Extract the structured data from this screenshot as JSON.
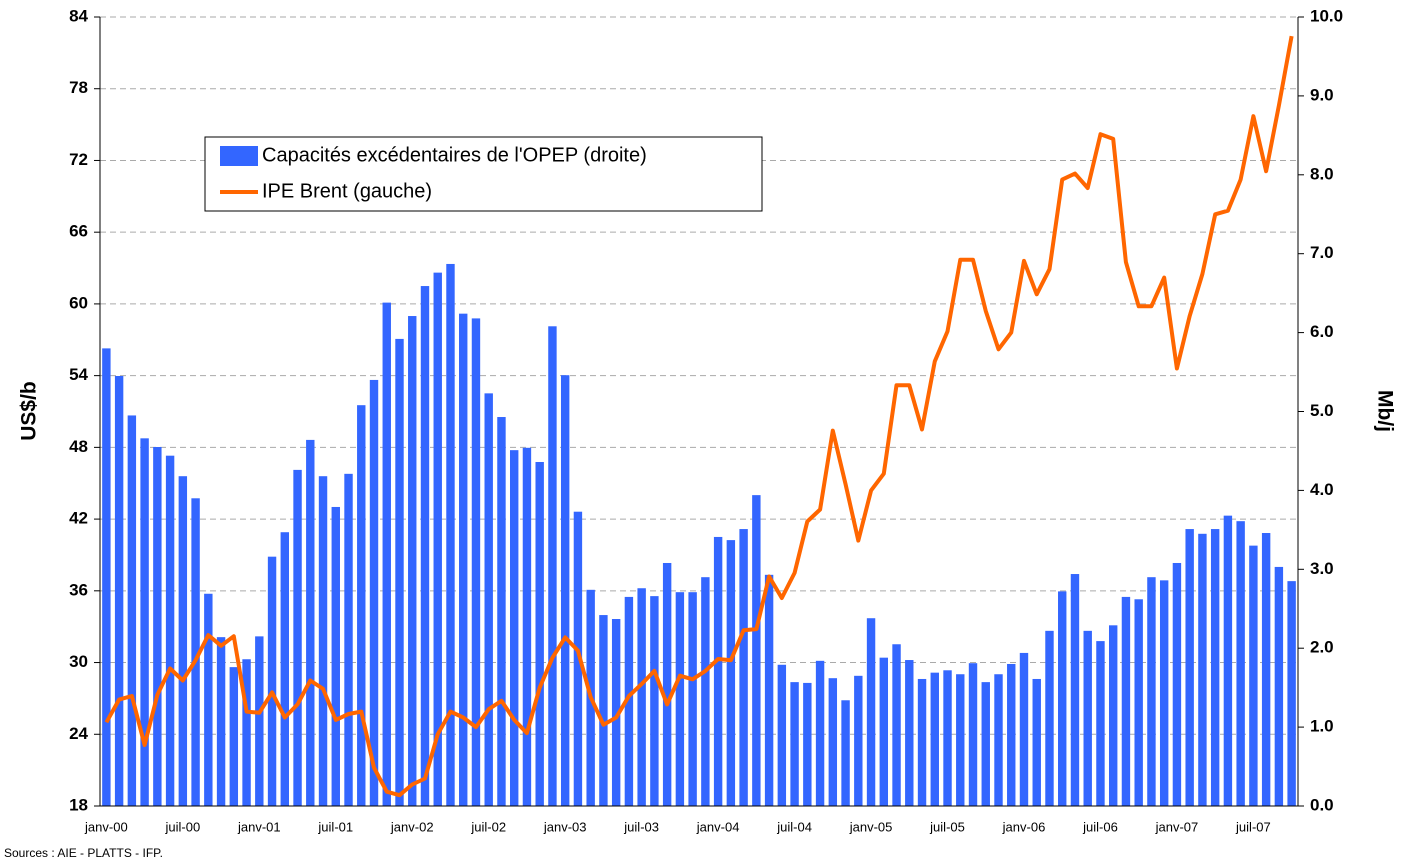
{
  "chart_data": {
    "type": "bar_line",
    "ylabel": "US$/b",
    "y2label": "Mb/j",
    "source": "Sources : AIE - PLATTS - IFP.",
    "categories": [
      "janv-00",
      null,
      null,
      null,
      null,
      null,
      "juil-00",
      null,
      null,
      null,
      null,
      null,
      "janv-01",
      null,
      null,
      null,
      null,
      null,
      "juil-01",
      null,
      null,
      null,
      null,
      null,
      "janv-02",
      null,
      null,
      null,
      null,
      null,
      "juil-02",
      null,
      null,
      null,
      null,
      null,
      "janv-03",
      null,
      null,
      null,
      null,
      null,
      "juil-03",
      null,
      null,
      null,
      null,
      null,
      "janv-04",
      null,
      null,
      null,
      null,
      null,
      "juil-04",
      null,
      null,
      null,
      null,
      null,
      "janv-05",
      null,
      null,
      null,
      null,
      null,
      "juil-05",
      null,
      null,
      null,
      null,
      null,
      "janv-06",
      null,
      null,
      null,
      null,
      null,
      "juil-06",
      null,
      null,
      null,
      null,
      null,
      "janv-07",
      null,
      null,
      null,
      null,
      null,
      "juil-07",
      null,
      null,
      null
    ],
    "series": [
      {
        "name": "Capacités excédentaires de l'OPEP (droite)",
        "type": "bar",
        "axis": "y2",
        "color": "#3366ff",
        "values": [
          5.8,
          5.45,
          4.95,
          4.66,
          4.55,
          4.44,
          4.18,
          3.9,
          2.69,
          2.14,
          1.76,
          1.86,
          2.15,
          3.16,
          3.47,
          4.26,
          4.64,
          4.18,
          3.79,
          4.21,
          5.08,
          5.4,
          6.38,
          5.92,
          6.21,
          6.59,
          6.76,
          6.87,
          6.24,
          6.18,
          5.23,
          4.93,
          4.51,
          4.54,
          4.36,
          6.08,
          5.46,
          3.73,
          2.74,
          2.42,
          2.37,
          2.65,
          2.76,
          2.66,
          3.08,
          2.71,
          2.71,
          2.9,
          3.41,
          3.37,
          3.51,
          3.94,
          2.93,
          1.79,
          1.57,
          1.56,
          1.84,
          1.62,
          1.34,
          1.65,
          2.38,
          1.88,
          2.05,
          1.85,
          1.61,
          1.69,
          1.72,
          1.67,
          1.81,
          1.57,
          1.67,
          1.8,
          1.94,
          1.61,
          2.22,
          2.72,
          2.94,
          2.22,
          2.09,
          2.29,
          2.65,
          2.62,
          2.9,
          2.86,
          3.08,
          3.51,
          3.45,
          3.51,
          3.68,
          3.61,
          3.3,
          3.46,
          3.03,
          2.85
        ]
      },
      {
        "name": "IPE Brent (gauche)",
        "type": "line",
        "color": "#ff6600",
        "values": [
          25.0,
          26.9,
          27.2,
          23.1,
          27.3,
          29.5,
          28.5,
          30.2,
          32.3,
          31.4,
          32.2,
          25.9,
          25.8,
          27.5,
          25.4,
          26.5,
          28.5,
          27.8,
          25.2,
          25.7,
          25.9,
          21.2,
          19.2,
          18.9,
          19.8,
          20.3,
          24.0,
          25.9,
          25.4,
          24.6,
          26.1,
          26.8,
          25.2,
          24.1,
          27.9,
          30.4,
          32.1,
          31.0,
          27.1,
          24.8,
          25.4,
          27.2,
          28.2,
          29.3,
          26.5,
          28.9,
          28.6,
          29.3,
          30.3,
          30.2,
          32.7,
          32.8,
          37.2,
          35.4,
          37.5,
          41.8,
          42.8,
          49.4,
          44.9,
          40.2,
          44.4,
          45.8,
          53.2,
          53.2,
          49.5,
          55.2,
          57.7,
          63.7,
          63.7,
          59.4,
          56.2,
          57.6,
          63.6,
          60.8,
          62.9,
          70.4,
          70.9,
          69.7,
          74.2,
          73.8,
          63.5,
          59.8,
          59.8,
          62.2,
          54.6,
          59.0,
          62.5,
          67.5,
          67.8,
          70.4,
          75.7,
          71.1,
          76.6,
          82.4
        ]
      }
    ],
    "ylim": [
      18,
      84
    ],
    "yticks": [
      18,
      24,
      30,
      36,
      42,
      48,
      54,
      60,
      66,
      72,
      78,
      84
    ],
    "y2lim": [
      0,
      10
    ],
    "y2ticks": [
      {
        "value": 0,
        "label": "0.0"
      },
      {
        "value": 1,
        "label": "1.0"
      },
      {
        "value": 2,
        "label": "2.0"
      },
      {
        "value": 3,
        "label": "3.0"
      },
      {
        "value": 4,
        "label": "4.0"
      },
      {
        "value": 5,
        "label": "5.0"
      },
      {
        "value": 6,
        "label": "6.0"
      },
      {
        "value": 7,
        "label": "7.0"
      },
      {
        "value": 8,
        "label": "8.0"
      },
      {
        "value": 9,
        "label": "9.0"
      },
      {
        "value": 10,
        "label": "10.0"
      }
    ],
    "grid": true
  }
}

+ + + + +

Each line above that holds the string "janv" should be copied and shown.

      "janv-00",
      "janv-01",
      "janv-02",
      "janv-03",
      "janv-04",
      "janv-05",
      "janv-06",
      "janv-07",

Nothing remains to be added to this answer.